## Dataset items
— Begin —
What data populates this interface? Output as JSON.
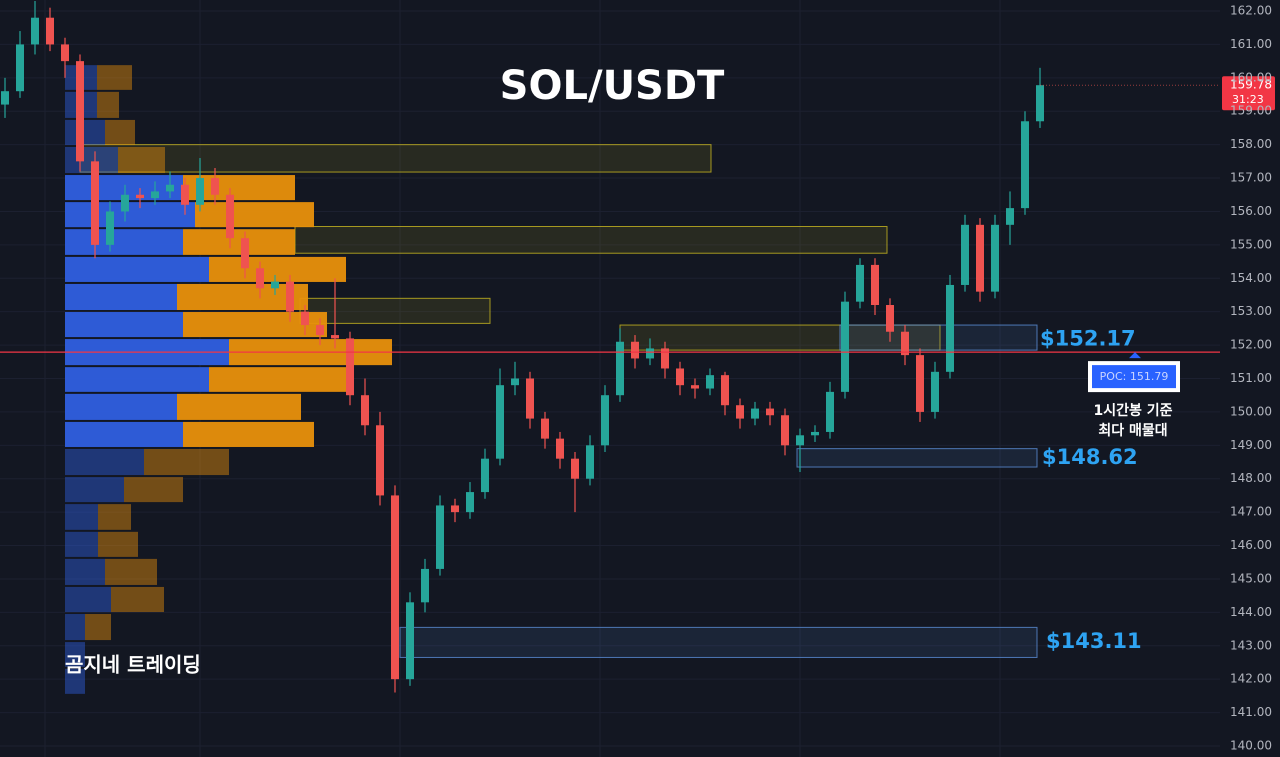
{
  "chart_data": {
    "type": "candlestick",
    "title": "SOL/USDT",
    "watermark": "곰지네 트레이딩",
    "annotation": [
      "1시간봉 기준",
      "최다 매물대"
    ],
    "ylim": [
      139.67,
      162.33
    ],
    "yticks": [
      {
        "value": 140,
        "label": "140.00"
      },
      {
        "value": 141,
        "label": "141.00"
      },
      {
        "value": 142,
        "label": "142.00"
      },
      {
        "value": 143,
        "label": "143.00"
      },
      {
        "value": 144,
        "label": "144.00"
      },
      {
        "value": 145,
        "label": "145.00"
      },
      {
        "value": 146,
        "label": "146.00"
      },
      {
        "value": 147,
        "label": "147.00"
      },
      {
        "value": 148,
        "label": "148.00"
      },
      {
        "value": 149,
        "label": "149.00"
      },
      {
        "value": 150,
        "label": "150.00"
      },
      {
        "value": 151,
        "label": "151.00"
      },
      {
        "value": 152,
        "label": "152.00"
      },
      {
        "value": 153,
        "label": "153.00"
      },
      {
        "value": 154,
        "label": "154.00"
      },
      {
        "value": 155,
        "label": "155.00"
      },
      {
        "value": 156,
        "label": "156.00"
      },
      {
        "value": 157,
        "label": "157.00"
      },
      {
        "value": 158,
        "label": "158.00"
      },
      {
        "value": 159,
        "label": "159.00"
      },
      {
        "value": 160,
        "label": "160.00"
      },
      {
        "value": 161,
        "label": "161.00"
      },
      {
        "value": 162,
        "label": "162.00"
      }
    ],
    "grid": true,
    "up_color": "#26a69a",
    "down_color": "#ef5350",
    "open": [
      159.2,
      159.6,
      161.0,
      161.8,
      161.0,
      160.5,
      157.5,
      155.0,
      156.0,
      156.5,
      156.4,
      156.6,
      156.8,
      156.2,
      157.0,
      156.5,
      155.2,
      154.3,
      153.7,
      153.9,
      153.0,
      152.6,
      152.3,
      152.2,
      150.5,
      149.6,
      147.5,
      142.0,
      144.3,
      145.3,
      147.2,
      147.0,
      147.6,
      148.6,
      150.8,
      151.0,
      149.8,
      149.2,
      148.6,
      148.0,
      149.0,
      150.5,
      152.1,
      151.6,
      151.9,
      151.3,
      150.8,
      150.7,
      151.1,
      150.2,
      149.8,
      150.1,
      149.9,
      149.0,
      149.3,
      149.4,
      150.6,
      153.3,
      154.4,
      153.2,
      152.4,
      151.7,
      150.0,
      151.2,
      153.8,
      155.6,
      153.6,
      155.6,
      156.1,
      158.7
    ],
    "high": [
      160.0,
      161.4,
      162.3,
      162.1,
      161.2,
      160.7,
      157.8,
      156.3,
      156.8,
      156.7,
      156.9,
      157.2,
      157.0,
      157.6,
      157.3,
      156.7,
      155.4,
      154.5,
      154.1,
      154.1,
      153.2,
      152.8,
      154.0,
      152.4,
      151.0,
      150.0,
      147.8,
      144.6,
      145.6,
      147.5,
      147.4,
      147.9,
      148.9,
      151.3,
      151.5,
      151.2,
      150.0,
      149.4,
      148.8,
      149.3,
      150.8,
      152.5,
      152.3,
      152.2,
      152.1,
      151.5,
      151.0,
      151.3,
      151.2,
      150.4,
      150.3,
      150.3,
      150.1,
      149.5,
      149.6,
      150.9,
      153.6,
      154.6,
      154.6,
      153.4,
      152.6,
      151.9,
      151.5,
      154.1,
      155.9,
      155.8,
      155.9,
      156.6,
      159.0,
      160.3
    ],
    "low": [
      158.8,
      159.4,
      160.7,
      160.8,
      160.0,
      157.2,
      154.6,
      154.8,
      155.7,
      156.1,
      156.2,
      156.4,
      155.9,
      156.0,
      156.2,
      154.9,
      154.0,
      153.4,
      153.5,
      152.7,
      152.3,
      152.0,
      151.9,
      150.2,
      149.3,
      147.2,
      141.6,
      141.8,
      144.0,
      145.1,
      146.7,
      146.8,
      147.4,
      148.4,
      150.5,
      149.5,
      148.9,
      148.3,
      147.0,
      147.8,
      148.8,
      150.3,
      151.3,
      151.4,
      151.0,
      150.5,
      150.4,
      150.5,
      149.9,
      149.5,
      149.6,
      149.6,
      148.7,
      148.2,
      149.1,
      149.2,
      150.4,
      153.1,
      152.9,
      152.1,
      151.4,
      149.7,
      149.8,
      151.0,
      153.6,
      153.3,
      153.4,
      155.0,
      155.9,
      158.5
    ],
    "close": [
      159.6,
      161.0,
      161.8,
      161.0,
      160.5,
      157.5,
      155.0,
      156.0,
      156.5,
      156.4,
      156.6,
      156.8,
      156.2,
      157.0,
      156.5,
      155.2,
      154.3,
      153.7,
      153.9,
      153.0,
      152.6,
      152.3,
      152.2,
      150.5,
      149.6,
      147.5,
      142.0,
      144.3,
      145.3,
      147.2,
      147.0,
      147.6,
      148.6,
      150.8,
      151.0,
      149.8,
      149.2,
      148.6,
      148.0,
      149.0,
      150.5,
      152.1,
      151.6,
      151.9,
      151.3,
      150.8,
      150.7,
      151.1,
      150.2,
      149.8,
      150.1,
      149.9,
      149.0,
      149.3,
      149.4,
      150.6,
      153.3,
      154.4,
      153.2,
      152.4,
      151.7,
      150.0,
      151.2,
      153.8,
      155.6,
      153.6,
      155.6,
      156.1,
      158.7,
      159.78
    ],
    "last_price": {
      "value": 159.78,
      "label": "159.78"
    },
    "countdown": "31:23",
    "profile": {
      "bins": [
        160.41,
        159.61,
        158.77,
        157.96,
        157.12,
        156.31,
        155.5,
        154.67,
        153.86,
        153.02,
        152.21,
        151.37,
        150.57,
        149.73,
        148.92,
        148.08,
        147.27,
        146.44,
        145.63,
        144.79,
        143.98,
        143.14,
        142.34,
        141.53
      ],
      "buy": [
        32,
        32,
        40,
        53,
        118,
        130,
        118,
        144,
        112,
        118,
        164,
        144,
        112,
        118,
        79,
        59,
        33,
        33,
        40,
        46,
        20,
        20,
        20
      ],
      "sell": [
        35,
        22,
        30,
        47,
        112,
        119,
        112,
        137,
        131,
        144,
        163,
        137,
        124,
        131,
        85,
        59,
        33,
        40,
        52,
        53,
        26,
        0,
        0
      ],
      "buy_color": "#2f5fe0",
      "sell_color": "#e8900c",
      "value_area": [
        148.92,
        157.12
      ]
    },
    "poc": {
      "value": 151.79,
      "label": "POC: 151.79",
      "color": "#f23645"
    },
    "zones": [
      {
        "low": 157.18,
        "high": 158.0,
        "color": "#c8b820"
      },
      {
        "low": 154.75,
        "high": 155.55,
        "color": "#c8b820"
      },
      {
        "low": 152.65,
        "high": 153.4,
        "color": "#c8b820"
      },
      {
        "low": 151.85,
        "high": 152.6,
        "color": "#c8b820"
      },
      {
        "low": 151.85,
        "high": 152.6,
        "color": "#5b8fd8"
      },
      {
        "low": 148.35,
        "high": 148.9,
        "color": "#5b8fd8"
      },
      {
        "low": 142.65,
        "high": 143.55,
        "color": "#5b8fd8"
      }
    ],
    "levels": [
      {
        "value": 152.17,
        "label": "$152.17"
      },
      {
        "value": 148.62,
        "label": "$148.62"
      },
      {
        "value": 143.11,
        "label": "$143.11"
      }
    ],
    "level_color": "#2ea3f2"
  }
}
— End —
## CHALLENGE
Pull out the lines above in which the word "high" appears.

## RESULT OF THIS EXERCISE
    "high": [
        "high": 158.0,
        "high": 155.55,
        "high": 153.4,
        "high": 152.6,
        "high": 152.6,
        "high": 148.9,
        "high": 143.55,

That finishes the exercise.